Excerpted records:
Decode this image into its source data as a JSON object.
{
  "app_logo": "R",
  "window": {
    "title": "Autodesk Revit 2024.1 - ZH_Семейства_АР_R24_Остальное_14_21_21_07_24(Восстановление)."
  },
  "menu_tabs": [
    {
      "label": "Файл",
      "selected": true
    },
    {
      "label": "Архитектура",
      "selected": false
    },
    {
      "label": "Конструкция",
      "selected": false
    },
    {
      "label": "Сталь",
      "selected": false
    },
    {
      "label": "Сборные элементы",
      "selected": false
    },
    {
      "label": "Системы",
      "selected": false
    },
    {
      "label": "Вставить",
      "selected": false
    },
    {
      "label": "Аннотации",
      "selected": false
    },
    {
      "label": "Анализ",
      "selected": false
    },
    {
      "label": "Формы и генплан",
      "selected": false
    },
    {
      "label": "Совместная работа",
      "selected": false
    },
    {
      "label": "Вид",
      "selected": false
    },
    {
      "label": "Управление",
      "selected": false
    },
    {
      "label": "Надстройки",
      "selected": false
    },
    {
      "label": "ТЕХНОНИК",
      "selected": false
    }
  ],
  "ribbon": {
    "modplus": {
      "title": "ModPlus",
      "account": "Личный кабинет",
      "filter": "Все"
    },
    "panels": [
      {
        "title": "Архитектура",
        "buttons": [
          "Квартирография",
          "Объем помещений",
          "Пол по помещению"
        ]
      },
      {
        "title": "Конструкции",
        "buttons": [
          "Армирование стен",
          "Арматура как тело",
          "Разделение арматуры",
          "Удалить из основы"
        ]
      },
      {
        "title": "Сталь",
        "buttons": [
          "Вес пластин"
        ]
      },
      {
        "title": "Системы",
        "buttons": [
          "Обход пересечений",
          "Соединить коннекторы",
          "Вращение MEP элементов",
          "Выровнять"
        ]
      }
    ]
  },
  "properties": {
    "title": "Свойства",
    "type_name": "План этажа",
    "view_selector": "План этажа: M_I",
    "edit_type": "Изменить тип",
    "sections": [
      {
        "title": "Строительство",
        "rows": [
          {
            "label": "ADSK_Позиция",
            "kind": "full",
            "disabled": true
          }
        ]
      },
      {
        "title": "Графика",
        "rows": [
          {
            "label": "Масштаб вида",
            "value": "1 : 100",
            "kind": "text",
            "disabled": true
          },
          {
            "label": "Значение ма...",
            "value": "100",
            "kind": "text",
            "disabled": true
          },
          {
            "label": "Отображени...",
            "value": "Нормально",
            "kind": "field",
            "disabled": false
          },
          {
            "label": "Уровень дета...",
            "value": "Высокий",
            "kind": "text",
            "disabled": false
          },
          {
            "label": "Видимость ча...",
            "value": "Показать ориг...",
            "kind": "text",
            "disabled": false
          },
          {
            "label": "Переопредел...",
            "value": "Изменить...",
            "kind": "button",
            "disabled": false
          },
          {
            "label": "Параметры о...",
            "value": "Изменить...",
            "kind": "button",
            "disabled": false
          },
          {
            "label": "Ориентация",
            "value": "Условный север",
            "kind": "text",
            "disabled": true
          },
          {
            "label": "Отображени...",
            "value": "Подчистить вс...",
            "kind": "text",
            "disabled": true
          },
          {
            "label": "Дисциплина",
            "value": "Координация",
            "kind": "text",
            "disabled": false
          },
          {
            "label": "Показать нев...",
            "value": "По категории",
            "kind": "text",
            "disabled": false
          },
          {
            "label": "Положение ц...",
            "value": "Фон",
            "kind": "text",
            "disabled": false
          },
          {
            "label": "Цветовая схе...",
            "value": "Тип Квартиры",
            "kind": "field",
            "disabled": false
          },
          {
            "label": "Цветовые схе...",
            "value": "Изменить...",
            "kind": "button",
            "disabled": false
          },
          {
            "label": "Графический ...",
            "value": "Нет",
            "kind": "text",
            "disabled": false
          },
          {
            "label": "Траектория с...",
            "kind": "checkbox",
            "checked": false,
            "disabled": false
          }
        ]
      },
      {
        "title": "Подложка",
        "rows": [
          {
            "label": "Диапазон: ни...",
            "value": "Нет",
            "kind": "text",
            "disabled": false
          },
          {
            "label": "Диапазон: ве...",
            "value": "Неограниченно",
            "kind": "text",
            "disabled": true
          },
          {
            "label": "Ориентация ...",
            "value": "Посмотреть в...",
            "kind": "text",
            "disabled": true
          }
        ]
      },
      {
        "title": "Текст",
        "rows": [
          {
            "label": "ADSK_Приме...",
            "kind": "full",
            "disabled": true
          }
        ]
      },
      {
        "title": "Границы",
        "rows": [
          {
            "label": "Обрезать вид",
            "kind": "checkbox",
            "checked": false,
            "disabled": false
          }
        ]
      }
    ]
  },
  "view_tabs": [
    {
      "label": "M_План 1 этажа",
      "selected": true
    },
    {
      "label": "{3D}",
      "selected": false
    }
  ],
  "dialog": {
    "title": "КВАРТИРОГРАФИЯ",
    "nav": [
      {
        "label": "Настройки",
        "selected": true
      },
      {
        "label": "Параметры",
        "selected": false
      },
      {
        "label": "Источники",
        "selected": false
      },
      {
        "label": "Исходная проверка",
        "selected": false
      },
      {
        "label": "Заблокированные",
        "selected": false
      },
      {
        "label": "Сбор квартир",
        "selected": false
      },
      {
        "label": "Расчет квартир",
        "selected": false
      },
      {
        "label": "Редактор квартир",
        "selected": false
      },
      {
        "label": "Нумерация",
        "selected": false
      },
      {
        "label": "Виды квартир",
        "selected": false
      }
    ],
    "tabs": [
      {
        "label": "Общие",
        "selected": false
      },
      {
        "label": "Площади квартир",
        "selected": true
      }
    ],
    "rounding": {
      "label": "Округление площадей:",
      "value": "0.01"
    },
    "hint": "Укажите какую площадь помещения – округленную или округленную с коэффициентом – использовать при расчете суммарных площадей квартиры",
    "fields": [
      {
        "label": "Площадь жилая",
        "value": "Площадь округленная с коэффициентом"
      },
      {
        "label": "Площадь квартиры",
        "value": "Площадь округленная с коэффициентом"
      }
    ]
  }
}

Directions for this task: Return the full listing, character for character.

Answer to this problem:
Decode this image into its source data as a JSON object.
{
  "app_logo": "R",
  "window": {
    "title": "Autodesk Revit 2024.1 - ZH_Семейства_АР_R24_Остальное_14_21_21_07_24(Восстановление)."
  },
  "menu_tabs": [
    {
      "label": "Файл",
      "selected": true
    },
    {
      "label": "Архитектура",
      "selected": false
    },
    {
      "label": "Конструкция",
      "selected": false
    },
    {
      "label": "Сталь",
      "selected": false
    },
    {
      "label": "Сборные элементы",
      "selected": false
    },
    {
      "label": "Системы",
      "selected": false
    },
    {
      "label": "Вставить",
      "selected": false
    },
    {
      "label": "Аннотации",
      "selected": false
    },
    {
      "label": "Анализ",
      "selected": false
    },
    {
      "label": "Формы и генплан",
      "selected": false
    },
    {
      "label": "Совместная работа",
      "selected": false
    },
    {
      "label": "Вид",
      "selected": false
    },
    {
      "label": "Управление",
      "selected": false
    },
    {
      "label": "Надстройки",
      "selected": false
    },
    {
      "label": "ТЕХНОНИК",
      "selected": false
    }
  ],
  "ribbon": {
    "modplus": {
      "title": "ModPlus",
      "account": "Личный кабинет",
      "filter": "Все"
    },
    "panels": [
      {
        "title": "Архитектура",
        "buttons": [
          "Квартирография",
          "Объем помещений",
          "Пол по помещению"
        ]
      },
      {
        "title": "Конструкции",
        "buttons": [
          "Армирование стен",
          "Арматура как тело",
          "Разделение арматуры",
          "Удалить из основы"
        ]
      },
      {
        "title": "Сталь",
        "buttons": [
          "Вес пластин"
        ]
      },
      {
        "title": "Системы",
        "buttons": [
          "Обход пересечений",
          "Соединить коннекторы",
          "Вращение MEP элементов",
          "Выровнять"
        ]
      }
    ]
  },
  "properties": {
    "title": "Свойства",
    "type_name": "План этажа",
    "view_selector": "План этажа: M_I",
    "edit_type": "Изменить тип",
    "sections": [
      {
        "title": "Строительство",
        "rows": [
          {
            "label": "ADSK_Позиция",
            "kind": "full",
            "disabled": true
          }
        ]
      },
      {
        "title": "Графика",
        "rows": [
          {
            "label": "Масштаб вида",
            "value": "1 : 100",
            "kind": "text",
            "disabled": true
          },
          {
            "label": "Значение ма...",
            "value": "100",
            "kind": "text",
            "disabled": true
          },
          {
            "label": "Отображени...",
            "value": "Нормально",
            "kind": "field",
            "disabled": false
          },
          {
            "label": "Уровень дета...",
            "value": "Высокий",
            "kind": "text",
            "disabled": false
          },
          {
            "label": "Видимость ча...",
            "value": "Показать ориг...",
            "kind": "text",
            "disabled": false
          },
          {
            "label": "Переопредел...",
            "value": "Изменить...",
            "kind": "button",
            "disabled": false
          },
          {
            "label": "Параметры о...",
            "value": "Изменить...",
            "kind": "button",
            "disabled": false
          },
          {
            "label": "Ориентация",
            "value": "Условный север",
            "kind": "text",
            "disabled": true
          },
          {
            "label": "Отображени...",
            "value": "Подчистить вс...",
            "kind": "text",
            "disabled": true
          },
          {
            "label": "Дисциплина",
            "value": "Координация",
            "kind": "text",
            "disabled": false
          },
          {
            "label": "Показать нев...",
            "value": "По категории",
            "kind": "text",
            "disabled": false
          },
          {
            "label": "Положение ц...",
            "value": "Фон",
            "kind": "text",
            "disabled": false
          },
          {
            "label": "Цветовая схе...",
            "value": "Тип Квартиры",
            "kind": "field",
            "disabled": false
          },
          {
            "label": "Цветовые схе...",
            "value": "Изменить...",
            "kind": "button",
            "disabled": false
          },
          {
            "label": "Графический ...",
            "value": "Нет",
            "kind": "text",
            "disabled": false
          },
          {
            "label": "Траектория с...",
            "kind": "checkbox",
            "checked": false,
            "disabled": false
          }
        ]
      },
      {
        "title": "Подложка",
        "rows": [
          {
            "label": "Диапазон: ни...",
            "value": "Нет",
            "kind": "text",
            "disabled": false
          },
          {
            "label": "Диапазон: ве...",
            "value": "Неограниченно",
            "kind": "text",
            "disabled": true
          },
          {
            "label": "Ориентация ...",
            "value": "Посмотреть в...",
            "kind": "text",
            "disabled": true
          }
        ]
      },
      {
        "title": "Текст",
        "rows": [
          {
            "label": "ADSK_Приме...",
            "kind": "full",
            "disabled": true
          }
        ]
      },
      {
        "title": "Границы",
        "rows": [
          {
            "label": "Обрезать вид",
            "kind": "checkbox",
            "checked": false,
            "disabled": false
          }
        ]
      }
    ]
  },
  "view_tabs": [
    {
      "label": "M_План 1 этажа",
      "selected": true
    },
    {
      "label": "{3D}",
      "selected": false
    }
  ],
  "dialog": {
    "title": "КВАРТИРОГРАФИЯ",
    "nav": [
      {
        "label": "Настройки",
        "selected": true
      },
      {
        "label": "Параметры",
        "selected": false
      },
      {
        "label": "Источники",
        "selected": false
      },
      {
        "label": "Исходная проверка",
        "selected": false
      },
      {
        "label": "Заблокированные",
        "selected": false
      },
      {
        "label": "Сбор квартир",
        "selected": false
      },
      {
        "label": "Расчет квартир",
        "selected": false
      },
      {
        "label": "Редактор квартир",
        "selected": false
      },
      {
        "label": "Нумерация",
        "selected": false
      },
      {
        "label": "Виды квартир",
        "selected": false
      }
    ],
    "tabs": [
      {
        "label": "Общие",
        "selected": false
      },
      {
        "label": "Площади квартир",
        "selected": true
      }
    ],
    "rounding": {
      "label": "Округление площадей:",
      "value": "0.01"
    },
    "hint": "Укажите какую площадь помещения – округленную или округленную с коэффициентом – использовать при расчете суммарных площадей квартиры",
    "fields": [
      {
        "label": "Площадь жилая",
        "value": "Площадь округленная с коэффициентом"
      },
      {
        "label": "Площадь квартиры",
        "value": "Площадь округленная с коэффициентом"
      }
    ]
  }
}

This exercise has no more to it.